Dataset items
>> begin

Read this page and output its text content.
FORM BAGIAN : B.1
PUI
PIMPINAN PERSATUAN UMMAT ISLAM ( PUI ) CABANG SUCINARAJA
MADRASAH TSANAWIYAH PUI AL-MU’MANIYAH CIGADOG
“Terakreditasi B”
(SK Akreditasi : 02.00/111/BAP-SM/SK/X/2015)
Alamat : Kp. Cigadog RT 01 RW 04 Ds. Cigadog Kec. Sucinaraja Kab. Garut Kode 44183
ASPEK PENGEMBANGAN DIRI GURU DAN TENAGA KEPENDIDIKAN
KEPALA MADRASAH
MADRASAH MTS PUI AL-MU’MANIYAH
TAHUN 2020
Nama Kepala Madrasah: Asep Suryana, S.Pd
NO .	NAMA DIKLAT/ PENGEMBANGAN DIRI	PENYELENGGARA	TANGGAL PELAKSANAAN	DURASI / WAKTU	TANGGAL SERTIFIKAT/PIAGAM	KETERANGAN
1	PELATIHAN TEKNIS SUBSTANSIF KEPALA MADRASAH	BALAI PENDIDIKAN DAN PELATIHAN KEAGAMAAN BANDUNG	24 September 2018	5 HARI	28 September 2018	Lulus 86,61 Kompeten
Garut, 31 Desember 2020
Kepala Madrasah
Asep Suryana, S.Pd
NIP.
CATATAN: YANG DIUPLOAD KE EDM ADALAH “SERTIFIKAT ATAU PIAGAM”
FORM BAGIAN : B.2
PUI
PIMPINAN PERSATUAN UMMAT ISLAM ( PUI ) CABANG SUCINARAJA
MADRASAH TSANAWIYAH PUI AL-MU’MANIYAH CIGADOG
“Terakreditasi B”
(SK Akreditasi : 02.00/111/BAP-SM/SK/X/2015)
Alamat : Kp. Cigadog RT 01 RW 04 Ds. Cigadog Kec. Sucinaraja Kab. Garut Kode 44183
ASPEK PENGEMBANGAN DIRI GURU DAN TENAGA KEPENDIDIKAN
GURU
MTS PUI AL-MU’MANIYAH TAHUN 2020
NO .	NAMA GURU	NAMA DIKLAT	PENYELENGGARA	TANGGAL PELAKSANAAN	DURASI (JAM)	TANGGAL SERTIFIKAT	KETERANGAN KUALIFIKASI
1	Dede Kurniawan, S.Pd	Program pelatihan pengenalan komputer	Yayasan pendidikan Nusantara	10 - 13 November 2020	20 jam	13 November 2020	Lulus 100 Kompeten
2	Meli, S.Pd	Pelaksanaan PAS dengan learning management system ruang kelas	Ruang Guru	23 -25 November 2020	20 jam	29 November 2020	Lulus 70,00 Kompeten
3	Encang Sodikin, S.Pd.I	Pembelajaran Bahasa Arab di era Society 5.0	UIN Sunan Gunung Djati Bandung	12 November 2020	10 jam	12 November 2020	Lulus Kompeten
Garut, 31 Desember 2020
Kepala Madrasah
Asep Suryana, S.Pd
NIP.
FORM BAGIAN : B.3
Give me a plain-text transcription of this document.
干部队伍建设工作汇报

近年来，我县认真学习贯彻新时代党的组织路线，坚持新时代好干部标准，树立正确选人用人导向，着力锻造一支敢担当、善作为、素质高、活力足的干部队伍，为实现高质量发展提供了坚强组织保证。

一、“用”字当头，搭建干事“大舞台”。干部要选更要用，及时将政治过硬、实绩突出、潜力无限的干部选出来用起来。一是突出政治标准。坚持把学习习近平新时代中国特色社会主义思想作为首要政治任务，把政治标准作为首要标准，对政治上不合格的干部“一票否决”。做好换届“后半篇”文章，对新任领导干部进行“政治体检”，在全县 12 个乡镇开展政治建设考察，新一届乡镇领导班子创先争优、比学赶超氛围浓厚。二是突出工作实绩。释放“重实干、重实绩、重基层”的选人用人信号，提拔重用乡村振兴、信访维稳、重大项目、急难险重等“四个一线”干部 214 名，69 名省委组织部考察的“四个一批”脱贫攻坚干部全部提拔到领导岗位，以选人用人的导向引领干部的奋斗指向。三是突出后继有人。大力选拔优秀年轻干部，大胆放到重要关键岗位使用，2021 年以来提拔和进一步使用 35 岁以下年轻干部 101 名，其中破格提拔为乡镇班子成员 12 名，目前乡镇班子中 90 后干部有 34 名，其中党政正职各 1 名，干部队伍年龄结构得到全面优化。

>> end

Task brief
Pull out and copy each line containing the string "BAGIAN".

Solution
FORM BAGIAN : B.1
FORM BAGIAN : B.2
FORM BAGIAN : B.3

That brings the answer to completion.